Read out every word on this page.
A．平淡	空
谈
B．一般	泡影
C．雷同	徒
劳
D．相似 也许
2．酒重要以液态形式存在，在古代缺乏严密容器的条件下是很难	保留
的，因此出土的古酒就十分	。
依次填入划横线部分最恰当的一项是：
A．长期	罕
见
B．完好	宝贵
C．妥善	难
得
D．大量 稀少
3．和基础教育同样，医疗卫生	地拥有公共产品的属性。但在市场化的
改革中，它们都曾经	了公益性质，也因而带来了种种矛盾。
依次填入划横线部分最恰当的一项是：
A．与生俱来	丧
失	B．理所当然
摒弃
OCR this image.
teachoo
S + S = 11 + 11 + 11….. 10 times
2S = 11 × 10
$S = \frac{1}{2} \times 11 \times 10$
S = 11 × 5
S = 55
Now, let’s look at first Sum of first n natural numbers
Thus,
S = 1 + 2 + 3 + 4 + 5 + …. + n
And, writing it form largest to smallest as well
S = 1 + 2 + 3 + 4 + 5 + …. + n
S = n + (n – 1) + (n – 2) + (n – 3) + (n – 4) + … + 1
☆ ☆ ☆
→ Task
Each line of the material above must be retyped precisely.

→ Written response
Read out every word on this page.
A．平淡	空
谈
B．一般	泡影
C．雷同	徒
劳
D．相似 也许
2．酒重要以液态形式存在，在古代缺乏严密容器的条件下是很难	保留
的，因此出土的古酒就十分	。
依次填入划横线部分最恰当的一项是：
A．长期	罕
见
B．完好	宝贵
C．妥善	难
得
D．大量 稀少
3．和基础教育同样，医疗卫生	地拥有公共产品的属性。但在市场化的
改革中，它们都曾经	了公益性质，也因而带来了种种矛盾。
依次填入划横线部分最恰当的一项是：
A．与生俱来	丧
失	B．理所当然
摒弃
OCR this image.
teachoo
S + S = 11 + 11 + 11….. 10 times
2S = 11 × 10
$S = \frac{1}{2} \times 11 \times 10$
S = 11 × 5
S = 55
Now, let’s look at first Sum of first n natural numbers
Thus,
S = 1 + 2 + 3 + 4 + 5 + …. + n
And, writing it form largest to smallest as well
S = 1 + 2 + 3 + 4 + 5 + …. + n
S = n + (n – 1) + (n – 2) + (n – 3) + (n – 4) + … + 1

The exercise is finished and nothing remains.